Job →
Filter the entries below, keeping every line that has the word "JSON".

* START Data lines *

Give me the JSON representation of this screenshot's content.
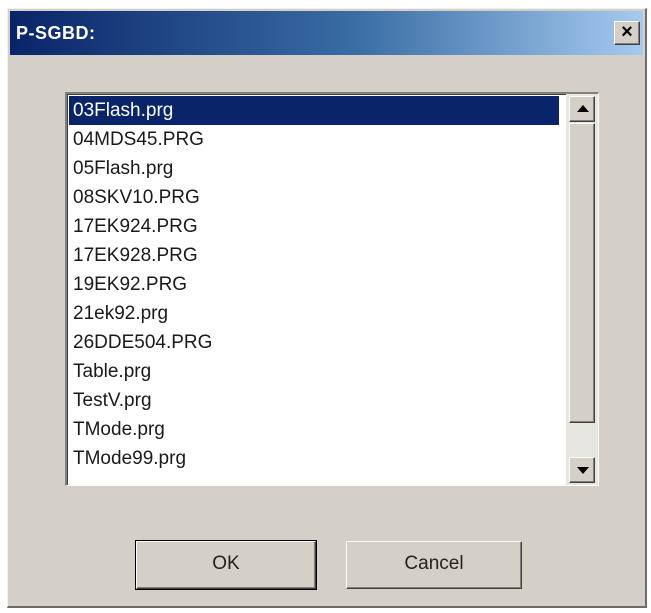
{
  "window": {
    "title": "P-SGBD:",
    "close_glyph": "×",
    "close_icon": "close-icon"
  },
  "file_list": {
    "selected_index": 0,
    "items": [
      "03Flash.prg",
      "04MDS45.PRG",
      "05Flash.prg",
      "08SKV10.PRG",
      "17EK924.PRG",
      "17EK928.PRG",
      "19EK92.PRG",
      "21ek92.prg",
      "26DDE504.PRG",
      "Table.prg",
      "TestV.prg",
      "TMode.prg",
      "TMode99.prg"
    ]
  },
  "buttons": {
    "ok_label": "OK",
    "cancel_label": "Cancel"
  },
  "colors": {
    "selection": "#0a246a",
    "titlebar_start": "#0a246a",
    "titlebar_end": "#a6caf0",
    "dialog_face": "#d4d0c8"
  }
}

* END Data lines *
* START Data lines *

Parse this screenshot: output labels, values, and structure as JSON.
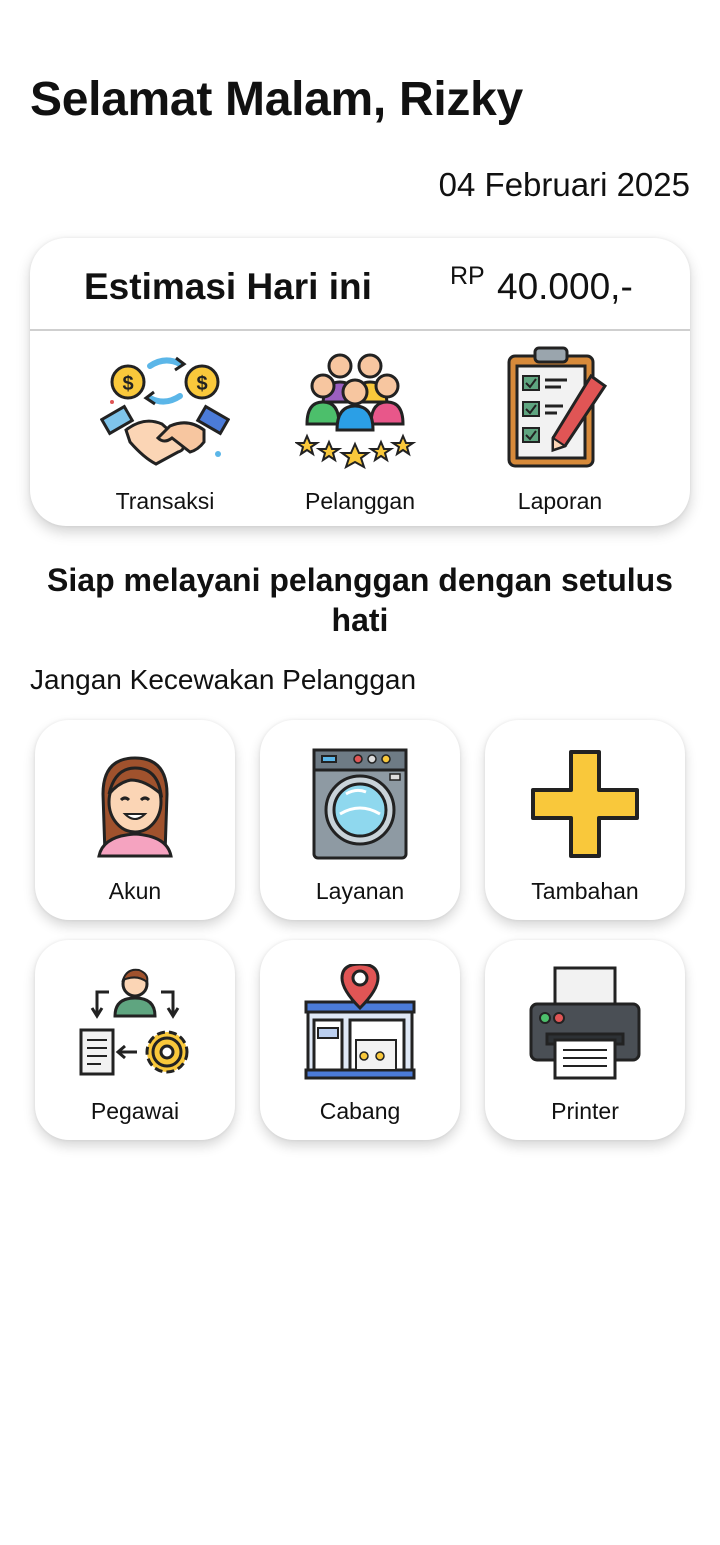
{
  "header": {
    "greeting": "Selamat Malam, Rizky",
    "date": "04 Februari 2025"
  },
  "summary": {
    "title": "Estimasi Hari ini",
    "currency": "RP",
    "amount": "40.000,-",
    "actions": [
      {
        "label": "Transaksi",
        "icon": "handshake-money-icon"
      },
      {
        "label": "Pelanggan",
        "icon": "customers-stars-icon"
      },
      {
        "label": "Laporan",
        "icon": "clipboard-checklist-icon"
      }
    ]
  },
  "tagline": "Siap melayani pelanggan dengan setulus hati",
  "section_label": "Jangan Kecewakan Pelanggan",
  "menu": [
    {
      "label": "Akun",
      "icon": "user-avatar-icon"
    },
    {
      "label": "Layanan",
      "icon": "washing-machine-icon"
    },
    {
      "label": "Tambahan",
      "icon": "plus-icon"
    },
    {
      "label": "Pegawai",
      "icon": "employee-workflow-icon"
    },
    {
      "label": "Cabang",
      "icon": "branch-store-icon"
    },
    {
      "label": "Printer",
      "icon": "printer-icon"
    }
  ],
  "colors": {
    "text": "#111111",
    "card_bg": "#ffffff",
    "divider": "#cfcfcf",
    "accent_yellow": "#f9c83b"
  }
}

* END Data lines *

Exercise answer →
Give me the JSON representation of this screenshot's content.
Parse this screenshot: output labels, values, and structure as JSON.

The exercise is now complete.